What this exercise asks:
1) Return the passage of the article about Iflytek from "At the forefront" up to and including "Huawei and Tencent.", copied word for word.
2) Answer these questions using the article about Iflytek:
(a) In what year was Iflytek established?
(b) Where did MIT rank Iflytek on its list of the world's 50 smartest companies?
(c) Which smartphone line has Iflytek's face recognition technology been built into?
3) Write what comes next in the article about Iflytek, picking up after its final sentence.

====== Text provided

Shenzhen-based Iflytek (002230.CN) is not a household name yet, but MIT ranked it as the sixth smartest company in its world’s 50 smartest companies list released in June, behind global titans like Amazon (No. 3) and Google (No. 5), but ahead of Chinese tech giants like Tencent (No. 8).
Established in 1999, Iflytek is a Chinese pioneer in artificial intelligence (AI) research and development. The company has drawn investment from Chinese conglomerates like Fosun and Lenovo.
At the forefront in the AI space, Iflytek has recently developed a face recognition technology that has been incorporated into Huawei’s Honor Magic smartphone line.
The technology enables smartphone owners to hide some private information away from others. The handset camera can tell whether the user is the owner, and if not, certain designated information, such as photos or messages will be locked in.
Some jokingly said this technology would be very popular with men, who may not want girlfriends to know their secrets.
Of course, the true purpose of the technology is to protect personal data. It can also be applied to the protection of business information.
However, the new technology involves Huawei’s tapping into the user data of the popular instant messaging app WeChat. And this is what triggered a fight between Huawei and Tencent.

============
====== Material provided

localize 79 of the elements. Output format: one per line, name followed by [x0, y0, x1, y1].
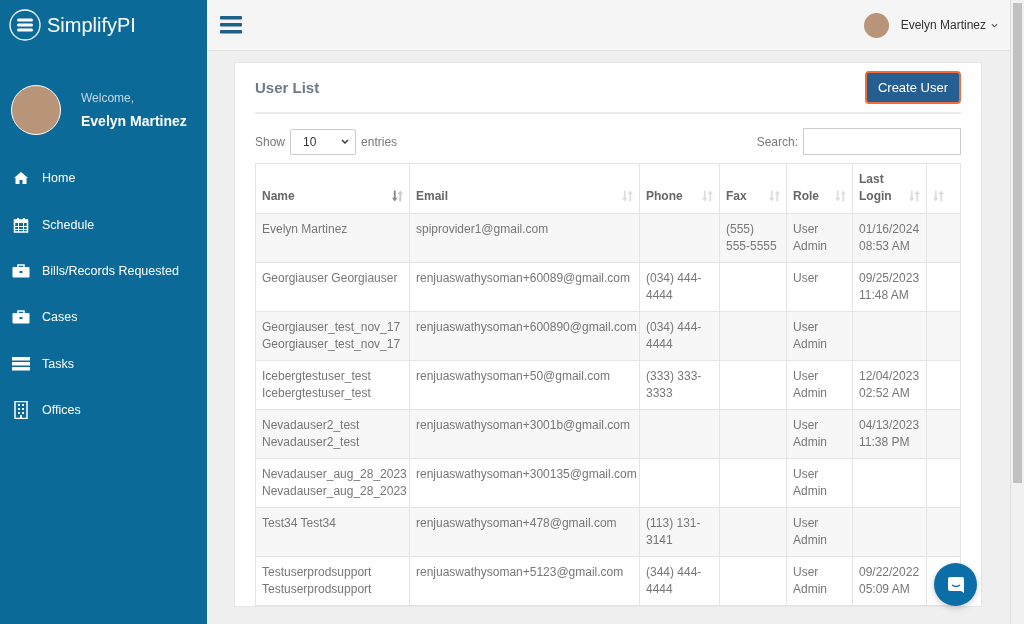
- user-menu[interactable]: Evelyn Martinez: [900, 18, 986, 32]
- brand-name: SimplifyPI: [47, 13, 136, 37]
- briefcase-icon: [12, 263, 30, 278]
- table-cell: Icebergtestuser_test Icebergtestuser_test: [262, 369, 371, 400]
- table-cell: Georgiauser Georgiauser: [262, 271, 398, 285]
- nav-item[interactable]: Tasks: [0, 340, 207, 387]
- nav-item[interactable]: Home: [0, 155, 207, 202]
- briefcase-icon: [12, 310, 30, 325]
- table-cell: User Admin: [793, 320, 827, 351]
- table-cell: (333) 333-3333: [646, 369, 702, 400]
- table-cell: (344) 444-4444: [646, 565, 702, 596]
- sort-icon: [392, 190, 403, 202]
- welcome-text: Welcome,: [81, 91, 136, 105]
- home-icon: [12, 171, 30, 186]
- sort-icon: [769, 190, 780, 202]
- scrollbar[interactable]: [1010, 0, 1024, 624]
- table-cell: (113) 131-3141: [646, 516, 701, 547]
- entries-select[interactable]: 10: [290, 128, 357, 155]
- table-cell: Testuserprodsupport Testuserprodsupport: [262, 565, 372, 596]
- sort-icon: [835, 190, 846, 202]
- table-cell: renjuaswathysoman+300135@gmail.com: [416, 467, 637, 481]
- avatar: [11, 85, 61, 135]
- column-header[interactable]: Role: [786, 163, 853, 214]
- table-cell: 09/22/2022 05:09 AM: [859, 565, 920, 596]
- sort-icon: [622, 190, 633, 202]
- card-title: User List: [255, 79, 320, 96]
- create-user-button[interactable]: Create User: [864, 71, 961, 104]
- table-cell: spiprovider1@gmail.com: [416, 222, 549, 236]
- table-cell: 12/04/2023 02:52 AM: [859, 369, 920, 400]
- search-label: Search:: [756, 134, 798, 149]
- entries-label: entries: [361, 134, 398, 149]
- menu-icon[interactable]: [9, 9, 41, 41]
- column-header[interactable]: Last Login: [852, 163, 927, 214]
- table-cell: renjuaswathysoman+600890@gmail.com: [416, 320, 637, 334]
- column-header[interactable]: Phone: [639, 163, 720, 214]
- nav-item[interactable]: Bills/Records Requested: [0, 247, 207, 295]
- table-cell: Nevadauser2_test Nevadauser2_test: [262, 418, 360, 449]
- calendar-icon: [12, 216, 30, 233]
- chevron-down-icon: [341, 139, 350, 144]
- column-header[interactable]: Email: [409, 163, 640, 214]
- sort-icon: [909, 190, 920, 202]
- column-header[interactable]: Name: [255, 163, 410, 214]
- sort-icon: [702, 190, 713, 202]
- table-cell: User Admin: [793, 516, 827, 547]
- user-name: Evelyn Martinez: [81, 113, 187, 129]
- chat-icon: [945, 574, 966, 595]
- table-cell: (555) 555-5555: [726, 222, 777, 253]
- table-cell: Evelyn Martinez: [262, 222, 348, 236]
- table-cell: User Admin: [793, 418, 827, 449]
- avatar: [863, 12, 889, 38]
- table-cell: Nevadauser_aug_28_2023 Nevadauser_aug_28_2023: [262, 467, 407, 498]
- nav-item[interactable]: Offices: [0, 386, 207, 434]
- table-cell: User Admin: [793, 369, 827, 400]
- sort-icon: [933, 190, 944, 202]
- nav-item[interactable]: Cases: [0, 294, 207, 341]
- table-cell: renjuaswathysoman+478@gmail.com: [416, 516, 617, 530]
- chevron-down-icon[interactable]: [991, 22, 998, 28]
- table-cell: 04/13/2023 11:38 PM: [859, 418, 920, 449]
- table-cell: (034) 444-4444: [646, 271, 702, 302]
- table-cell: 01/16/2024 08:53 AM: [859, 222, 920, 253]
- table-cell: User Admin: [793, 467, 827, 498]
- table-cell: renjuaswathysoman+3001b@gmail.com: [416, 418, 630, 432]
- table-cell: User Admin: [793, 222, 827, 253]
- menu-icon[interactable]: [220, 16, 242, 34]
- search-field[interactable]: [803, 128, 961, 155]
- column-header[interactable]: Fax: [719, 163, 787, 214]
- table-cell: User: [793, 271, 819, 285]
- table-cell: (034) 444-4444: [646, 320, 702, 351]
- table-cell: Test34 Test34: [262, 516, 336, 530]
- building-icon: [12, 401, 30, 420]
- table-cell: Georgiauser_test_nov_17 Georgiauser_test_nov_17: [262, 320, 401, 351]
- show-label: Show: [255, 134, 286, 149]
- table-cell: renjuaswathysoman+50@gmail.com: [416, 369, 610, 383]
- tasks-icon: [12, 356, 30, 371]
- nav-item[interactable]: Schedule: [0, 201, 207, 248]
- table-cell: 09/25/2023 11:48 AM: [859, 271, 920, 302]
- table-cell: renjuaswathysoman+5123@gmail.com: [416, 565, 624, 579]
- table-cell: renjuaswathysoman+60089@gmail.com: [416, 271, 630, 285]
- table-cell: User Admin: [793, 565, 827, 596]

============
====== Material provided

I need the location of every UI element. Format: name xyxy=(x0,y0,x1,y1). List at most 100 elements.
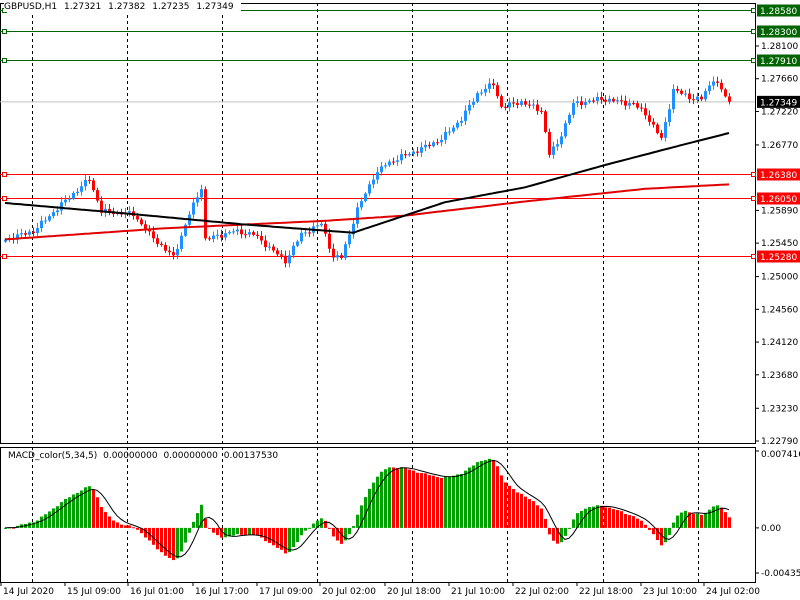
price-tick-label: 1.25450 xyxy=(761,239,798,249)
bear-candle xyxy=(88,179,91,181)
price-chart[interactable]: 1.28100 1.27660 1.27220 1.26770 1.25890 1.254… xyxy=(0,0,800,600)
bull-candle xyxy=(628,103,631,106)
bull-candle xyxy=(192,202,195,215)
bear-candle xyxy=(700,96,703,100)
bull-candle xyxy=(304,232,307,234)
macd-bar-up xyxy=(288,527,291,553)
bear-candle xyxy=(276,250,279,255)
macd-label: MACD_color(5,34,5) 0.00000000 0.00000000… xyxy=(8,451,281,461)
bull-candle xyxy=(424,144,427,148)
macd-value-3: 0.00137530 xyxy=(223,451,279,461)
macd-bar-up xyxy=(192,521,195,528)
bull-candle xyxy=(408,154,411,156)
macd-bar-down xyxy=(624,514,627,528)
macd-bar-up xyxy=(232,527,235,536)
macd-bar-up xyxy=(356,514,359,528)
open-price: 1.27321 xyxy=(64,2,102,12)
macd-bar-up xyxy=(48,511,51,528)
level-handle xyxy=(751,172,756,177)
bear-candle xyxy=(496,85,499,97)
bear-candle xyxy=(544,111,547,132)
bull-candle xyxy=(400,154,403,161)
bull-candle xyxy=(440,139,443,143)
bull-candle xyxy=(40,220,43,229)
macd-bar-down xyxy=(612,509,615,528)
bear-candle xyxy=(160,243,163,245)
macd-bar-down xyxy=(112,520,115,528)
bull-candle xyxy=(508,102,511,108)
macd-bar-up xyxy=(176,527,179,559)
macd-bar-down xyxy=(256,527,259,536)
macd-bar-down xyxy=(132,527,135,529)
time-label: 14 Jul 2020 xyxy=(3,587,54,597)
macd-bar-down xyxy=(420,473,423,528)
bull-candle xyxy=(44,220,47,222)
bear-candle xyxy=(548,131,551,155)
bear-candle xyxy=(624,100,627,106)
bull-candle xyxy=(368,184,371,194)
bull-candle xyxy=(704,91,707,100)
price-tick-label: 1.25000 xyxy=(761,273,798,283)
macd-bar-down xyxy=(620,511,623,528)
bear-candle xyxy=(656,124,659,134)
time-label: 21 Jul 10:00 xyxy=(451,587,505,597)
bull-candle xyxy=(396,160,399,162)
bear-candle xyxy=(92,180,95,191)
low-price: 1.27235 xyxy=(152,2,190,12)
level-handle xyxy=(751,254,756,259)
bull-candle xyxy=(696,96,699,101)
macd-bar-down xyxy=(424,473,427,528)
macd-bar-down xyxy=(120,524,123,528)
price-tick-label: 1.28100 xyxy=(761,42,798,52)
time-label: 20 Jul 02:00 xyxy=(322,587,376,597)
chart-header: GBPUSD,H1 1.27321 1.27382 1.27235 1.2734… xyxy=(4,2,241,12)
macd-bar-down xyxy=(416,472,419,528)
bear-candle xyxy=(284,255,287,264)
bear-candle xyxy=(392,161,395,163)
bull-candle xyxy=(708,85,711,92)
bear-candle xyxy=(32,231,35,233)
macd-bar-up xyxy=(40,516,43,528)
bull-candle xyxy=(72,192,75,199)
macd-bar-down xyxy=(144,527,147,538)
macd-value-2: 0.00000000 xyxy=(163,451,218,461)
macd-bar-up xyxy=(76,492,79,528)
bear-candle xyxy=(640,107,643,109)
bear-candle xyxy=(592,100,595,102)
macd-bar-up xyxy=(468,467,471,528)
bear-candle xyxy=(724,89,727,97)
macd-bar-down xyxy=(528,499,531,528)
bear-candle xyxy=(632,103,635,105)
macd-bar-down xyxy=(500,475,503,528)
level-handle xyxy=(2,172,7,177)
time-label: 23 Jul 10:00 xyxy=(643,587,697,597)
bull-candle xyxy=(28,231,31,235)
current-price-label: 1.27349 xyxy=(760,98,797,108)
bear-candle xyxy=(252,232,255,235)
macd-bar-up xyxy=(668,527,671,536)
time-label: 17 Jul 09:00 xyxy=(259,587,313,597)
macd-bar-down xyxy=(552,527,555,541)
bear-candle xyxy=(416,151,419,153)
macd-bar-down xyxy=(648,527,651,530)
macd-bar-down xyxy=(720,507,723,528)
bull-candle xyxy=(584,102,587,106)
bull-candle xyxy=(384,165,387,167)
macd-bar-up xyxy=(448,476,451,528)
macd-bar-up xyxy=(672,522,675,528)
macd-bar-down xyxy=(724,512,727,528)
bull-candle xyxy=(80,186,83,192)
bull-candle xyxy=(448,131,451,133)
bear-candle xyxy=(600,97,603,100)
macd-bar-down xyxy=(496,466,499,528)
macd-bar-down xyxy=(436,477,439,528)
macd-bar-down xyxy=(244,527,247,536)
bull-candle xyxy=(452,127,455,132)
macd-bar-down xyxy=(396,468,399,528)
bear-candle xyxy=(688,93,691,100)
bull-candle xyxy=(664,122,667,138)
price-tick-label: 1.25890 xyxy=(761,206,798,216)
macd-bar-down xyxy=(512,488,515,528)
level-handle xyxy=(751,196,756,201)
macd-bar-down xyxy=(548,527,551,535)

============

Answers to each task:
1)
At the forefront in the AI space, Iflytek has recently developed a face recognition technology that has been incorporated into Huawei’s Honor Magic smartphone line.
The technology enables smartphone owners to hide some private information away from others. The handset camera can tell whether the user is the owner, and if not, certain designated information, such as photos or messages will be locked in.
Some jokingly said this technology would be very popular with men, who may not want girlfriends to know their secrets.
Of course, the true purpose of the technology is to protect personal data. It can also be applied to the protection of business information.
However, the new technology involves Huawei’s tapping into the user data of the popular instant messaging app WeChat. And this is what triggered a fight between Huawei and Tencent.

2)
(a) 1999
(b) Sixth
(c) Huawei's Honor Magic smartphone line

3)
Huawei argued its access has been authorized by users through phone settings. But Tencent, which operates WeChat, regarded that as a breach of its customer database.
The episode reminds us of the standoff over user data between E-commerce titan Alibaba’s logistics unit Cainiao and the nation’s largest courier SF Holding Co. (002352.CN) in June.
The standoff began with SF Express refusing to provide data required by Cainiao for increased security verification, claiming these data did not originate from Taobao. Cainiao hit back, accusing SF of excessively using its Taobao customer data. It also removed SF Express as a shipping option and advised merchants to select alternative delivery methods. The data sharing resumed after the Chinese authorities stepped in.
Yet, these tussles demonstrate that user data is becoming a new strategic resource, something like oil in the old days.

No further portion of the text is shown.